### [YOUR INSTRUCTIONS]
Please say how many lines of the listing hold "interactive", with no other words in the answer.

### [SUPPLIED INFORMATION]
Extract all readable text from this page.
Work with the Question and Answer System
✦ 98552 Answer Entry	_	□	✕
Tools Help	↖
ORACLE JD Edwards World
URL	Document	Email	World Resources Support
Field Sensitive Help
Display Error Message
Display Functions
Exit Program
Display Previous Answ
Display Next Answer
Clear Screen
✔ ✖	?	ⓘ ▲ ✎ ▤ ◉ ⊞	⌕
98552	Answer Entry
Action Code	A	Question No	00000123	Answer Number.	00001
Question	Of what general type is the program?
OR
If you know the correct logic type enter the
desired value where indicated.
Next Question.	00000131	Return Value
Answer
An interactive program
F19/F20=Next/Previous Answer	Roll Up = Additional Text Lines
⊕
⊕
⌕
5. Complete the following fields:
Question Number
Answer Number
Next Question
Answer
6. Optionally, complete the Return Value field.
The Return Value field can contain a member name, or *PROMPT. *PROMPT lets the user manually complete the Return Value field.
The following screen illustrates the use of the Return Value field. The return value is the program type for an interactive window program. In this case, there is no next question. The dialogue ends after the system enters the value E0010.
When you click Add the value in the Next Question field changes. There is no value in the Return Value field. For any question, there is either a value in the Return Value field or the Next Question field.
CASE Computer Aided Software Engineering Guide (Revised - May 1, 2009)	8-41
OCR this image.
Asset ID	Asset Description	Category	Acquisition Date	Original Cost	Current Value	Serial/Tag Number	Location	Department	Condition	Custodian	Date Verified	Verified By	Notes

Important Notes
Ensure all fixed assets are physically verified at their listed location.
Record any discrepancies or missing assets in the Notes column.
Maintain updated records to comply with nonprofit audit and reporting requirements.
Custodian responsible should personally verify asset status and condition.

### [TASK OUTPUT]
2